§ **Goal of the exercise**: Reproduce each line exactly. Skip none.

Start Provided data

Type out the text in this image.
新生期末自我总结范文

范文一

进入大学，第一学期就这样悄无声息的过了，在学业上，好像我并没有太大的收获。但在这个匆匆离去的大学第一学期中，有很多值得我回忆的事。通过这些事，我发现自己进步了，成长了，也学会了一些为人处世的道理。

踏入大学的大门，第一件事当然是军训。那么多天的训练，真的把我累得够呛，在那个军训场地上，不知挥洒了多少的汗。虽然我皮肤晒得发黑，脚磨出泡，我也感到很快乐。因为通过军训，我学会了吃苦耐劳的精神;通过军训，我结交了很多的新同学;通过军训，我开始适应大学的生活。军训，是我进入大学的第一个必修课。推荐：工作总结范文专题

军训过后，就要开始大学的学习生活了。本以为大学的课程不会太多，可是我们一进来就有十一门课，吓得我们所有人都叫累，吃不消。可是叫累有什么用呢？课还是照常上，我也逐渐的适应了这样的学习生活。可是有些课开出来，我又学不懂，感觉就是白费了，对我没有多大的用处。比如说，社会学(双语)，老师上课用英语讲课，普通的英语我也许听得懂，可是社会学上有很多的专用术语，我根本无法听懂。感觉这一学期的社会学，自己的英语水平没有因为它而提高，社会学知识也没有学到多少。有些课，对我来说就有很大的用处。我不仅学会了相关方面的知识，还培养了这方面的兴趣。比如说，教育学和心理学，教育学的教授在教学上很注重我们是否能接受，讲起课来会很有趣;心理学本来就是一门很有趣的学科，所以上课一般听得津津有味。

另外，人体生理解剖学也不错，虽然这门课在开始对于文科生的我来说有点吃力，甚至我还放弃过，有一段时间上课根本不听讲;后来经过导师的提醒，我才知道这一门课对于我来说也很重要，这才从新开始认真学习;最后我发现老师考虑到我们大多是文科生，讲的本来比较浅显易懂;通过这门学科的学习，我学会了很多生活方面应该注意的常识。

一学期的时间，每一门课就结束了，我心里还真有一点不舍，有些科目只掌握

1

End Provided data

§ **Task answer**:
Type out the text in this image.
新生期末自我总结范文

范文一

进入大学，第一学期就这样悄无声息的过了，在学业上，好像我并没有太大的收获。但在这个匆匆离去的大学第一学期中，有很多值得我回忆的事。通过这些事，我发现自己进步了，成长了，也学会了一些为人处世的道理。

踏入大学的大门，第一件事当然是军训。那么多天的训练，真的把我累得够呛，在那个军训场地上，不知挥洒了多少的汗。虽然我皮肤晒得发黑，脚磨出泡，我也感到很快乐。因为通过军训，我学会了吃苦耐劳的精神;通过军训，我结交了很多的新同学;通过军训，我开始适应大学的生活。军训，是我进入大学的第一个必修课。推荐：工作总结范文专题

军训过后，就要开始大学的学习生活了。本以为大学的课程不会太多，可是我们一进来就有十一门课，吓得我们所有人都叫累，吃不消。可是叫累有什么用呢？课还是照常上，我也逐渐的适应了这样的学习生活。可是有些课开出来，我又学不懂，感觉就是白费了，对我没有多大的用处。比如说，社会学(双语)，老师上课用英语讲课，普通的英语我也许听得懂，可是社会学上有很多的专用术语，我根本无法听懂。感觉这一学期的社会学，自己的英语水平没有因为它而提高，社会学知识也没有学到多少。有些课，对我来说就有很大的用处。我不仅学会了相关方面的知识，还培养了这方面的兴趣。比如说，教育学和心理学，教育学的教授在教学上很注重我们是否能接受，讲起课来会很有趣;心理学本来就是一门很有趣的学科，所以上课一般听得津津有味。

另外，人体生理解剖学也不错，虽然这门课在开始对于文科生的我来说有点吃力，甚至我还放弃过，有一段时间上课根本不听讲;后来经过导师的提醒，我才知道这一门课对于我来说也很重要，这才从新开始认真学习;最后我发现老师考虑到我们大多是文科生，讲的本来比较浅显易懂;通过这门学科的学习，我学会了很多生活方面应该注意的常识。

一学期的时间，每一门课就结束了，我心里还真有一点不舍，有些科目只掌握

1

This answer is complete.